**Supplied material**
========================
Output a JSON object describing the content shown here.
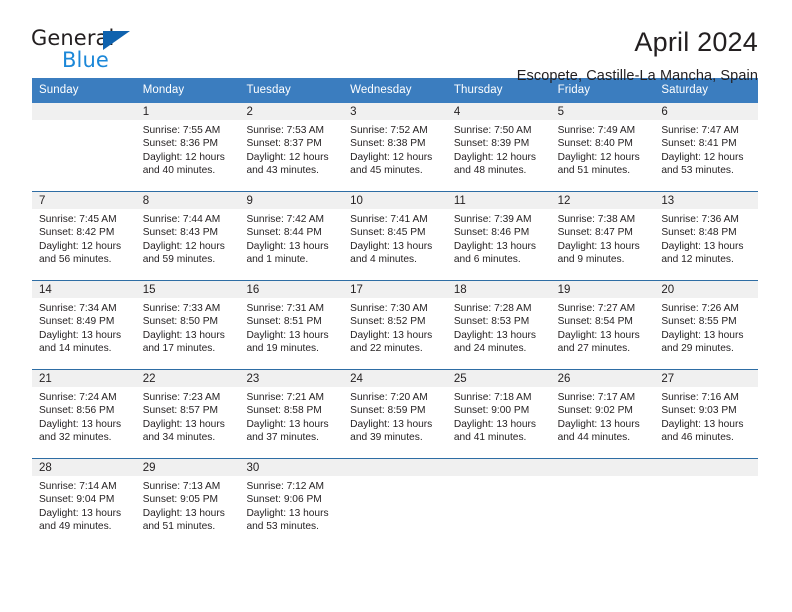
{
  "brand": {
    "name_part1": "General",
    "name_part2": "Blue",
    "logo_icon": "triangle-logo-icon",
    "color_dark": "#231f20",
    "color_blue": "#1b87d8",
    "color_triangle": "#0f62ae"
  },
  "header": {
    "title": "April 2024",
    "subtitle": "Escopete, Castille-La Mancha, Spain"
  },
  "theme": {
    "header_row_bg": "#3b7dbf",
    "row_divider": "#2e6da4",
    "daynum_band_bg": "#f0f0f0",
    "text": "#231f20"
  },
  "calendar": {
    "weekday_headers": [
      "Sunday",
      "Monday",
      "Tuesday",
      "Wednesday",
      "Thursday",
      "Friday",
      "Saturday"
    ],
    "weeks": [
      [
        {
          "day": "",
          "lines": []
        },
        {
          "day": "1",
          "lines": [
            "Sunrise: 7:55 AM",
            "Sunset: 8:36 PM",
            "Daylight: 12 hours",
            "and 40 minutes."
          ]
        },
        {
          "day": "2",
          "lines": [
            "Sunrise: 7:53 AM",
            "Sunset: 8:37 PM",
            "Daylight: 12 hours",
            "and 43 minutes."
          ]
        },
        {
          "day": "3",
          "lines": [
            "Sunrise: 7:52 AM",
            "Sunset: 8:38 PM",
            "Daylight: 12 hours",
            "and 45 minutes."
          ]
        },
        {
          "day": "4",
          "lines": [
            "Sunrise: 7:50 AM",
            "Sunset: 8:39 PM",
            "Daylight: 12 hours",
            "and 48 minutes."
          ]
        },
        {
          "day": "5",
          "lines": [
            "Sunrise: 7:49 AM",
            "Sunset: 8:40 PM",
            "Daylight: 12 hours",
            "and 51 minutes."
          ]
        },
        {
          "day": "6",
          "lines": [
            "Sunrise: 7:47 AM",
            "Sunset: 8:41 PM",
            "Daylight: 12 hours",
            "and 53 minutes."
          ]
        }
      ],
      [
        {
          "day": "7",
          "lines": [
            "Sunrise: 7:45 AM",
            "Sunset: 8:42 PM",
            "Daylight: 12 hours",
            "and 56 minutes."
          ]
        },
        {
          "day": "8",
          "lines": [
            "Sunrise: 7:44 AM",
            "Sunset: 8:43 PM",
            "Daylight: 12 hours",
            "and 59 minutes."
          ]
        },
        {
          "day": "9",
          "lines": [
            "Sunrise: 7:42 AM",
            "Sunset: 8:44 PM",
            "Daylight: 13 hours",
            "and 1 minute."
          ]
        },
        {
          "day": "10",
          "lines": [
            "Sunrise: 7:41 AM",
            "Sunset: 8:45 PM",
            "Daylight: 13 hours",
            "and 4 minutes."
          ]
        },
        {
          "day": "11",
          "lines": [
            "Sunrise: 7:39 AM",
            "Sunset: 8:46 PM",
            "Daylight: 13 hours",
            "and 6 minutes."
          ]
        },
        {
          "day": "12",
          "lines": [
            "Sunrise: 7:38 AM",
            "Sunset: 8:47 PM",
            "Daylight: 13 hours",
            "and 9 minutes."
          ]
        },
        {
          "day": "13",
          "lines": [
            "Sunrise: 7:36 AM",
            "Sunset: 8:48 PM",
            "Daylight: 13 hours",
            "and 12 minutes."
          ]
        }
      ],
      [
        {
          "day": "14",
          "lines": [
            "Sunrise: 7:34 AM",
            "Sunset: 8:49 PM",
            "Daylight: 13 hours",
            "and 14 minutes."
          ]
        },
        {
          "day": "15",
          "lines": [
            "Sunrise: 7:33 AM",
            "Sunset: 8:50 PM",
            "Daylight: 13 hours",
            "and 17 minutes."
          ]
        },
        {
          "day": "16",
          "lines": [
            "Sunrise: 7:31 AM",
            "Sunset: 8:51 PM",
            "Daylight: 13 hours",
            "and 19 minutes."
          ]
        },
        {
          "day": "17",
          "lines": [
            "Sunrise: 7:30 AM",
            "Sunset: 8:52 PM",
            "Daylight: 13 hours",
            "and 22 minutes."
          ]
        },
        {
          "day": "18",
          "lines": [
            "Sunrise: 7:28 AM",
            "Sunset: 8:53 PM",
            "Daylight: 13 hours",
            "and 24 minutes."
          ]
        },
        {
          "day": "19",
          "lines": [
            "Sunrise: 7:27 AM",
            "Sunset: 8:54 PM",
            "Daylight: 13 hours",
            "and 27 minutes."
          ]
        },
        {
          "day": "20",
          "lines": [
            "Sunrise: 7:26 AM",
            "Sunset: 8:55 PM",
            "Daylight: 13 hours",
            "and 29 minutes."
          ]
        }
      ],
      [
        {
          "day": "21",
          "lines": [
            "Sunrise: 7:24 AM",
            "Sunset: 8:56 PM",
            "Daylight: 13 hours",
            "and 32 minutes."
          ]
        },
        {
          "day": "22",
          "lines": [
            "Sunrise: 7:23 AM",
            "Sunset: 8:57 PM",
            "Daylight: 13 hours",
            "and 34 minutes."
          ]
        },
        {
          "day": "23",
          "lines": [
            "Sunrise: 7:21 AM",
            "Sunset: 8:58 PM",
            "Daylight: 13 hours",
            "and 37 minutes."
          ]
        },
        {
          "day": "24",
          "lines": [
            "Sunrise: 7:20 AM",
            "Sunset: 8:59 PM",
            "Daylight: 13 hours",
            "and 39 minutes."
          ]
        },
        {
          "day": "25",
          "lines": [
            "Sunrise: 7:18 AM",
            "Sunset: 9:00 PM",
            "Daylight: 13 hours",
            "and 41 minutes."
          ]
        },
        {
          "day": "26",
          "lines": [
            "Sunrise: 7:17 AM",
            "Sunset: 9:02 PM",
            "Daylight: 13 hours",
            "and 44 minutes."
          ]
        },
        {
          "day": "27",
          "lines": [
            "Sunrise: 7:16 AM",
            "Sunset: 9:03 PM",
            "Daylight: 13 hours",
            "and 46 minutes."
          ]
        }
      ],
      [
        {
          "day": "28",
          "lines": [
            "Sunrise: 7:14 AM",
            "Sunset: 9:04 PM",
            "Daylight: 13 hours",
            "and 49 minutes."
          ]
        },
        {
          "day": "29",
          "lines": [
            "Sunrise: 7:13 AM",
            "Sunset: 9:05 PM",
            "Daylight: 13 hours",
            "and 51 minutes."
          ]
        },
        {
          "day": "30",
          "lines": [
            "Sunrise: 7:12 AM",
            "Sunset: 9:06 PM",
            "Daylight: 13 hours",
            "and 53 minutes."
          ]
        },
        {
          "day": "",
          "lines": []
        },
        {
          "day": "",
          "lines": []
        },
        {
          "day": "",
          "lines": []
        },
        {
          "day": "",
          "lines": []
        }
      ]
    ]
  }
}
========================
**Stated task**
In the copy, include no pictures; restate the listing above exactly.

**Solved problem**
Output a JSON object describing the content shown here.
{
  "brand": {
    "name_part1": "General",
    "name_part2": "Blue",
    "logo_icon": "triangle-logo-icon",
    "color_dark": "#231f20",
    "color_blue": "#1b87d8",
    "color_triangle": "#0f62ae"
  },
  "header": {
    "title": "April 2024",
    "subtitle": "Escopete, Castille-La Mancha, Spain"
  },
  "theme": {
    "header_row_bg": "#3b7dbf",
    "row_divider": "#2e6da4",
    "daynum_band_bg": "#f0f0f0",
    "text": "#231f20"
  },
  "calendar": {
    "weekday_headers": [
      "Sunday",
      "Monday",
      "Tuesday",
      "Wednesday",
      "Thursday",
      "Friday",
      "Saturday"
    ],
    "weeks": [
      [
        {
          "day": "",
          "lines": []
        },
        {
          "day": "1",
          "lines": [
            "Sunrise: 7:55 AM",
            "Sunset: 8:36 PM",
            "Daylight: 12 hours",
            "and 40 minutes."
          ]
        },
        {
          "day": "2",
          "lines": [
            "Sunrise: 7:53 AM",
            "Sunset: 8:37 PM",
            "Daylight: 12 hours",
            "and 43 minutes."
          ]
        },
        {
          "day": "3",
          "lines": [
            "Sunrise: 7:52 AM",
            "Sunset: 8:38 PM",
            "Daylight: 12 hours",
            "and 45 minutes."
          ]
        },
        {
          "day": "4",
          "lines": [
            "Sunrise: 7:50 AM",
            "Sunset: 8:39 PM",
            "Daylight: 12 hours",
            "and 48 minutes."
          ]
        },
        {
          "day": "5",
          "lines": [
            "Sunrise: 7:49 AM",
            "Sunset: 8:40 PM",
            "Daylight: 12 hours",
            "and 51 minutes."
          ]
        },
        {
          "day": "6",
          "lines": [
            "Sunrise: 7:47 AM",
            "Sunset: 8:41 PM",
            "Daylight: 12 hours",
            "and 53 minutes."
          ]
        }
      ],
      [
        {
          "day": "7",
          "lines": [
            "Sunrise: 7:45 AM",
            "Sunset: 8:42 PM",
            "Daylight: 12 hours",
            "and 56 minutes."
          ]
        },
        {
          "day": "8",
          "lines": [
            "Sunrise: 7:44 AM",
            "Sunset: 8:43 PM",
            "Daylight: 12 hours",
            "and 59 minutes."
          ]
        },
        {
          "day": "9",
          "lines": [
            "Sunrise: 7:42 AM",
            "Sunset: 8:44 PM",
            "Daylight: 13 hours",
            "and 1 minute."
          ]
        },
        {
          "day": "10",
          "lines": [
            "Sunrise: 7:41 AM",
            "Sunset: 8:45 PM",
            "Daylight: 13 hours",
            "and 4 minutes."
          ]
        },
        {
          "day": "11",
          "lines": [
            "Sunrise: 7:39 AM",
            "Sunset: 8:46 PM",
            "Daylight: 13 hours",
            "and 6 minutes."
          ]
        },
        {
          "day": "12",
          "lines": [
            "Sunrise: 7:38 AM",
            "Sunset: 8:47 PM",
            "Daylight: 13 hours",
            "and 9 minutes."
          ]
        },
        {
          "day": "13",
          "lines": [
            "Sunrise: 7:36 AM",
            "Sunset: 8:48 PM",
            "Daylight: 13 hours",
            "and 12 minutes."
          ]
        }
      ],
      [
        {
          "day": "14",
          "lines": [
            "Sunrise: 7:34 AM",
            "Sunset: 8:49 PM",
            "Daylight: 13 hours",
            "and 14 minutes."
          ]
        },
        {
          "day": "15",
          "lines": [
            "Sunrise: 7:33 AM",
            "Sunset: 8:50 PM",
            "Daylight: 13 hours",
            "and 17 minutes."
          ]
        },
        {
          "day": "16",
          "lines": [
            "Sunrise: 7:31 AM",
            "Sunset: 8:51 PM",
            "Daylight: 13 hours",
            "and 19 minutes."
          ]
        },
        {
          "day": "17",
          "lines": [
            "Sunrise: 7:30 AM",
            "Sunset: 8:52 PM",
            "Daylight: 13 hours",
            "and 22 minutes."
          ]
        },
        {
          "day": "18",
          "lines": [
            "Sunrise: 7:28 AM",
            "Sunset: 8:53 PM",
            "Daylight: 13 hours",
            "and 24 minutes."
          ]
        },
        {
          "day": "19",
          "lines": [
            "Sunrise: 7:27 AM",
            "Sunset: 8:54 PM",
            "Daylight: 13 hours",
            "and 27 minutes."
          ]
        },
        {
          "day": "20",
          "lines": [
            "Sunrise: 7:26 AM",
            "Sunset: 8:55 PM",
            "Daylight: 13 hours",
            "and 29 minutes."
          ]
        }
      ],
      [
        {
          "day": "21",
          "lines": [
            "Sunrise: 7:24 AM",
            "Sunset: 8:56 PM",
            "Daylight: 13 hours",
            "and 32 minutes."
          ]
        },
        {
          "day": "22",
          "lines": [
            "Sunrise: 7:23 AM",
            "Sunset: 8:57 PM",
            "Daylight: 13 hours",
            "and 34 minutes."
          ]
        },
        {
          "day": "23",
          "lines": [
            "Sunrise: 7:21 AM",
            "Sunset: 8:58 PM",
            "Daylight: 13 hours",
            "and 37 minutes."
          ]
        },
        {
          "day": "24",
          "lines": [
            "Sunrise: 7:20 AM",
            "Sunset: 8:59 PM",
            "Daylight: 13 hours",
            "and 39 minutes."
          ]
        },
        {
          "day": "25",
          "lines": [
            "Sunrise: 7:18 AM",
            "Sunset: 9:00 PM",
            "Daylight: 13 hours",
            "and 41 minutes."
          ]
        },
        {
          "day": "26",
          "lines": [
            "Sunrise: 7:17 AM",
            "Sunset: 9:02 PM",
            "Daylight: 13 hours",
            "and 44 minutes."
          ]
        },
        {
          "day": "27",
          "lines": [
            "Sunrise: 7:16 AM",
            "Sunset: 9:03 PM",
            "Daylight: 13 hours",
            "and 46 minutes."
          ]
        }
      ],
      [
        {
          "day": "28",
          "lines": [
            "Sunrise: 7:14 AM",
            "Sunset: 9:04 PM",
            "Daylight: 13 hours",
            "and 49 minutes."
          ]
        },
        {
          "day": "29",
          "lines": [
            "Sunrise: 7:13 AM",
            "Sunset: 9:05 PM",
            "Daylight: 13 hours",
            "and 51 minutes."
          ]
        },
        {
          "day": "30",
          "lines": [
            "Sunrise: 7:12 AM",
            "Sunset: 9:06 PM",
            "Daylight: 13 hours",
            "and 53 minutes."
          ]
        },
        {
          "day": "",
          "lines": []
        },
        {
          "day": "",
          "lines": []
        },
        {
          "day": "",
          "lines": []
        },
        {
          "day": "",
          "lines": []
        }
      ]
    ]
  }
}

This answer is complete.